### EXTRAIT DU DOCUMENT
================

Grâce aux biotechnologies, domaine dans lequel les industries françaises détiennent déjà des positions de leader, nous pourrons non seulement gagner des parts de marché dans les secteurs industriels, mais aussi améliorer la qualité de vie et la santé de nos concitoyens.

La France s’illustre particulièrement dans le domaine de la thérapie cellulaire ou médecine régénérative, qui permet de réparer ou d’améliorer les fonctions d’un organe endommagé. C’est très clairement l’avenir de la médecine. Troisième pays au monde à réaliser des essais cliniques dans ce domaine, la France sera le premier à établir des standards normatifs.

Des entreprises telles que Transgene ou Cellectis se distinguent au niveau international. J’irai d’ailleurs ce jeudi même visiter cette dernière entreprise, qui développe un projet innovant de cellules souches ouvrant sur des applications potentielles dans plusieurs domaines thérapeutiques. En mai, je visiterai le centre international de vaccins de Sanofi, installé à Lyon, qui produira le premier vaccin contre la dengue.

Ce pôle de vaccins témoigne du dynamisme du territoire lyonnais en matière de biotechnologies, la région Rhône-Alpes étant la deuxième du pays à accueillir une telle concentration d’entreprises de cette filière, après l’Île-de-France. En Rhône-Alpes, Sanofi Pasteur, la division vaccins du groupe Sanofi-Aventis, a investi près de 350 millions d’euros depuis 2008 pour la reconversion du site de Neuville-sur-Saône, usine pharmaceutique chimique classique qui est devenue une usine « biotech ».

================

### DONNÉES EXTRAITES

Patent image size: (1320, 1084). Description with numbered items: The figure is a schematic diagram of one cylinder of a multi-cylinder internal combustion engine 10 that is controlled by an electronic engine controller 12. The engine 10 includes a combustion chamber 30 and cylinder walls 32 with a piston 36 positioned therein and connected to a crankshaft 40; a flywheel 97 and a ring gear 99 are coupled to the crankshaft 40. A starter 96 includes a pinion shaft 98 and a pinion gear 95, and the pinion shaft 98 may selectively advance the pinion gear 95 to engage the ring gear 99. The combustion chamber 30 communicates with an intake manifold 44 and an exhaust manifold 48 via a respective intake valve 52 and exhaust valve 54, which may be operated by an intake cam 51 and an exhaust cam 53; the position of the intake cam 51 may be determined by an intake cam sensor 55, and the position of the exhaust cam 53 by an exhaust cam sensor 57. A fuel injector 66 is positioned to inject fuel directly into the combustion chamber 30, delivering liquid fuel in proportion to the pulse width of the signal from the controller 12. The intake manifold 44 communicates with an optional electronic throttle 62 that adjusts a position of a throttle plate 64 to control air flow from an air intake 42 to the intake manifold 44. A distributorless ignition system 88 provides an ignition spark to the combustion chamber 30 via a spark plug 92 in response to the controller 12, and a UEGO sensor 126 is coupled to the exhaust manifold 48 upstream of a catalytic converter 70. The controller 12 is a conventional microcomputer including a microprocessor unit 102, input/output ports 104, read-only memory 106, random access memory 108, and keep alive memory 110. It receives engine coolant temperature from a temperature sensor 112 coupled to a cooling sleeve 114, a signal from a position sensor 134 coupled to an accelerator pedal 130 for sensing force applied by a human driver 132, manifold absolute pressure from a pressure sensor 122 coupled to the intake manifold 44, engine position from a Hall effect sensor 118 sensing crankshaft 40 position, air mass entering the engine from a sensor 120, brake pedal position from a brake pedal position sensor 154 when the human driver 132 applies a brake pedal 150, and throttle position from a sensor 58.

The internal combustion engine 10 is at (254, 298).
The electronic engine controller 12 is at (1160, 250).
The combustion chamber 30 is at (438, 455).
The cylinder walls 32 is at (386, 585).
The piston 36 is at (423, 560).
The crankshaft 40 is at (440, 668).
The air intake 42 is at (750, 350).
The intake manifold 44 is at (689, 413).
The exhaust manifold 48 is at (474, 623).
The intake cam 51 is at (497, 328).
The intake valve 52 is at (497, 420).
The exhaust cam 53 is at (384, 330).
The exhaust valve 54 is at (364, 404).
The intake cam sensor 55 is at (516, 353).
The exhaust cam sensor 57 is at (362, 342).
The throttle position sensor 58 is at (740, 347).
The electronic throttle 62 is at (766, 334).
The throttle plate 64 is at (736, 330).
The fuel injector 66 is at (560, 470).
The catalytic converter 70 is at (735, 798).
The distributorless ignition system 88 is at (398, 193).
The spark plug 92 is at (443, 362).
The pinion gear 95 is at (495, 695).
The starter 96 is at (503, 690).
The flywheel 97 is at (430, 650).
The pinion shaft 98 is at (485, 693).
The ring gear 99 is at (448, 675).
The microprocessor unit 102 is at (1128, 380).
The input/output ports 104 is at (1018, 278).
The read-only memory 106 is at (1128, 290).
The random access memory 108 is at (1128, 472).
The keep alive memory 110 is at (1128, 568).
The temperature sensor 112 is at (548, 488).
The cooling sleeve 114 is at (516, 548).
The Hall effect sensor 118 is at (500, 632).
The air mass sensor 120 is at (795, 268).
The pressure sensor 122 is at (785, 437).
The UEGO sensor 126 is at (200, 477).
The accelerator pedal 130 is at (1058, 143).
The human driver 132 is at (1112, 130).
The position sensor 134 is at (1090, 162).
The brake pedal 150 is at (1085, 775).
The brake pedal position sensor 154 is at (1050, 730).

================

### À FAIRE A
D'après l'extrait sur les biotechnologies, quelle somme Sanofi Pasteur a-t-il investie depuis 2008 pour reconvertir le site de Neuville-sur-Saône ?
### À FAIRE B
Recopiez, s'il vous plaît, le passage de l'extrait sur les biotechnologies qui va de « Grâce aux biotechnologies, domaine » jusqu'à « des standards normatifs. ».
Les entrées proviennent d'une autre source que l'extrait sur les biotechnologies.

### RÉSULTAT A
Près de 350 millions d'euros.

### RÉSULTAT B
Grâce aux biotechnologies, domaine dans lequel les industries françaises détiennent déjà des positions de leader, nous pourrons non seulement gagner des parts de marché dans les secteurs industriels, mais aussi améliorer la qualité de vie et la santé de nos concitoyens.

La France s’illustre particulièrement dans le domaine de la thérapie cellulaire ou médecine régénérative, qui permet de réparer ou d’améliorer les fonctions d’un organe endommagé. C’est très clairement l’avenir de la médecine. Troisième pays au monde à réaliser des essais cliniques dans ce domaine, la France sera le premier à établir des standards normatifs.